Go through the data below. List every line that holds the word "Annual".

* **MATERIAL PROVIDED**
-=-=-=-=-

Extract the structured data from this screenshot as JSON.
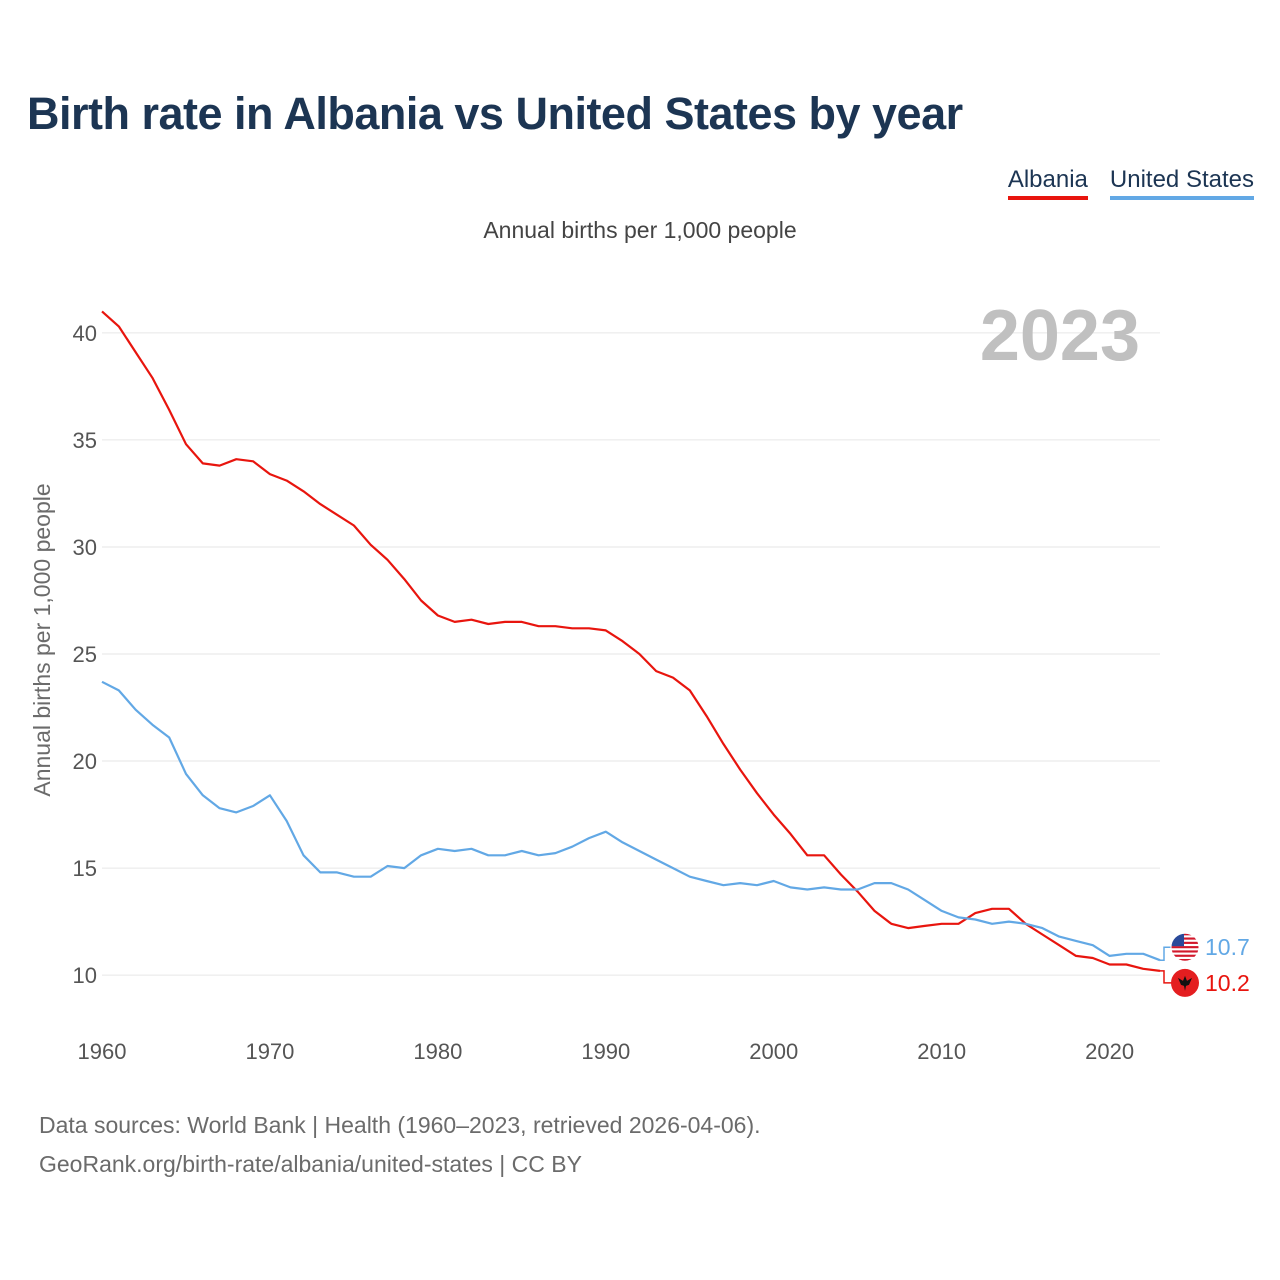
{
  "header": {
    "title": "Birth rate in Albania vs United States by year",
    "subtitle": "Annual births per 1,000 people"
  },
  "legend": {
    "albania_label": "Albania",
    "us_label": "United States"
  },
  "colors": {
    "albania": "#e8150e",
    "united_states": "#62a8e5",
    "grid": "#e6e6e6"
  },
  "footer": {
    "line1": "Data sources: World Bank | Health (1960–2023, retrieved 2026-04-06).",
    "line2": "GeoRank.org/birth-rate/albania/united-states | CC BY"
  },
  "chart_data": {
    "type": "line",
    "title": "Birth rate in Albania vs United States by year",
    "ylabel": "Annual births per 1,000 people",
    "xlabel": "",
    "year_label": "2023",
    "xlim": [
      1960,
      2023
    ],
    "ylim": [
      8,
      42
    ],
    "grid": true,
    "legend_position": "top-right",
    "x_ticks": [
      1960,
      1970,
      1980,
      1990,
      2000,
      2010,
      2020
    ],
    "y_ticks": [
      10,
      15,
      20,
      25,
      30,
      35,
      40
    ],
    "x": [
      1960,
      1961,
      1962,
      1963,
      1964,
      1965,
      1966,
      1967,
      1968,
      1969,
      1970,
      1971,
      1972,
      1973,
      1974,
      1975,
      1976,
      1977,
      1978,
      1979,
      1980,
      1981,
      1982,
      1983,
      1984,
      1985,
      1986,
      1987,
      1988,
      1989,
      1990,
      1991,
      1992,
      1993,
      1994,
      1995,
      1996,
      1997,
      1998,
      1999,
      2000,
      2001,
      2002,
      2003,
      2004,
      2005,
      2006,
      2007,
      2008,
      2009,
      2010,
      2011,
      2012,
      2013,
      2014,
      2015,
      2016,
      2017,
      2018,
      2019,
      2020,
      2021,
      2022,
      2023
    ],
    "series": [
      {
        "name": "Albania",
        "end_label": "10.2",
        "values": [
          41.0,
          40.3,
          39.1,
          37.9,
          36.4,
          34.8,
          33.9,
          33.8,
          34.1,
          34.0,
          33.4,
          33.1,
          32.6,
          32.0,
          31.5,
          31.0,
          30.1,
          29.4,
          28.5,
          27.5,
          26.8,
          26.5,
          26.6,
          26.4,
          26.5,
          26.5,
          26.3,
          26.3,
          26.2,
          26.2,
          26.1,
          25.6,
          25.0,
          24.2,
          23.9,
          23.3,
          22.1,
          20.8,
          19.6,
          18.5,
          17.5,
          16.6,
          15.6,
          15.6,
          14.7,
          13.9,
          13.0,
          12.4,
          12.2,
          12.3,
          12.4,
          12.4,
          12.9,
          13.1,
          13.1,
          12.4,
          11.9,
          11.4,
          10.9,
          10.8,
          10.5,
          10.5,
          10.3,
          10.2
        ]
      },
      {
        "name": "United States",
        "end_label": "10.7",
        "values": [
          23.7,
          23.3,
          22.4,
          21.7,
          21.1,
          19.4,
          18.4,
          17.8,
          17.6,
          17.9,
          18.4,
          17.2,
          15.6,
          14.8,
          14.8,
          14.6,
          14.6,
          15.1,
          15.0,
          15.6,
          15.9,
          15.8,
          15.9,
          15.6,
          15.6,
          15.8,
          15.6,
          15.7,
          16.0,
          16.4,
          16.7,
          16.2,
          15.8,
          15.4,
          15.0,
          14.6,
          14.4,
          14.2,
          14.3,
          14.2,
          14.4,
          14.1,
          14.0,
          14.1,
          14.0,
          14.0,
          14.3,
          14.3,
          14.0,
          13.5,
          13.0,
          12.7,
          12.6,
          12.4,
          12.5,
          12.4,
          12.2,
          11.8,
          11.6,
          11.4,
          10.9,
          11.0,
          11.0,
          10.7
        ]
      }
    ]
  }
}
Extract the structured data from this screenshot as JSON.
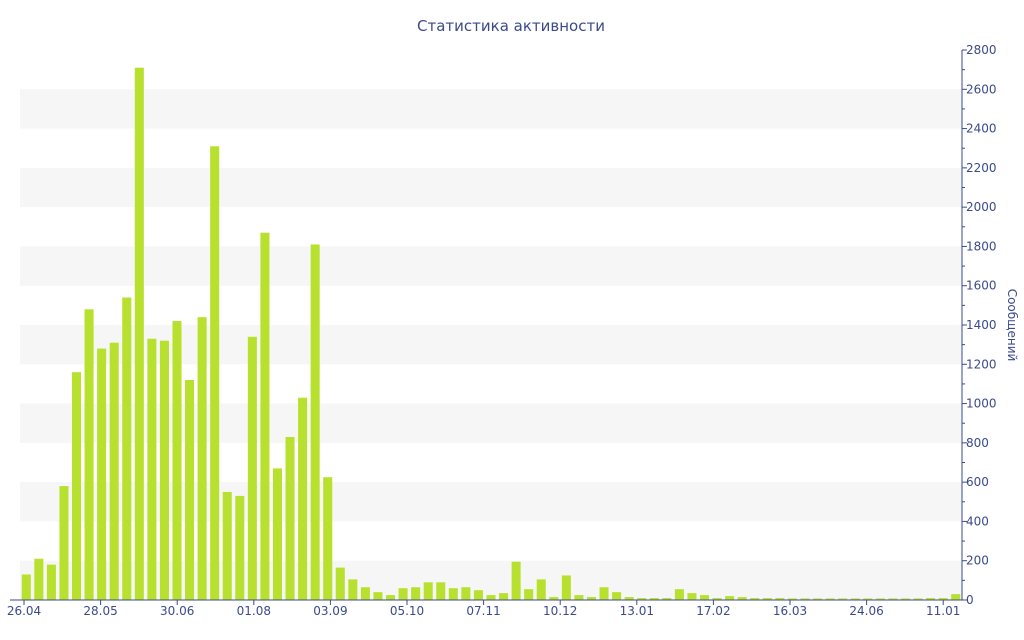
{
  "chart_data": {
    "type": "bar",
    "title": "Статистика активности",
    "xlabel": "",
    "ylabel": "Сообщений",
    "ylim": [
      0,
      2800
    ],
    "y_ticks": [
      0,
      200,
      400,
      600,
      800,
      1000,
      1200,
      1400,
      1600,
      1800,
      2000,
      2200,
      2400,
      2600,
      2800
    ],
    "x_tick_labels": [
      "26.04",
      "28.05",
      "30.06",
      "01.08",
      "03.09",
      "05.10",
      "07.11",
      "10.12",
      "13.01",
      "17.02",
      "16.03",
      "24.06",
      "11.01"
    ],
    "grid": "alternating horizontal bands",
    "bar_color": "#b8e02f",
    "series": [
      {
        "values": [
          130,
          210,
          180,
          580,
          1160,
          1480,
          1280,
          1310,
          1540,
          2710,
          1330,
          1320,
          1420,
          1120,
          1440,
          2310,
          550,
          530,
          1340,
          1870,
          670,
          830,
          1030,
          1810,
          625,
          165,
          105,
          65,
          40,
          25,
          60,
          65,
          90,
          90,
          60,
          65,
          50,
          25,
          35,
          195,
          55,
          105,
          15,
          125,
          25,
          15,
          65,
          40,
          15,
          10,
          10,
          10,
          55,
          35,
          25,
          10,
          20,
          15,
          10,
          10,
          10,
          8,
          8,
          8,
          8,
          8,
          8,
          8,
          8,
          8,
          8,
          8,
          10,
          10,
          30
        ]
      }
    ]
  },
  "colors": {
    "axis": "#3b4a8c",
    "title": "#3b4a8c",
    "band": "#f6f6f6",
    "bar": "#b8e02f"
  }
}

-=-=-=-=-

* **PROBLEM SOLUTION**
    "subtitle": "Annual births per 1,000 people"
    "ylabel": "Annual births per 1,000 people",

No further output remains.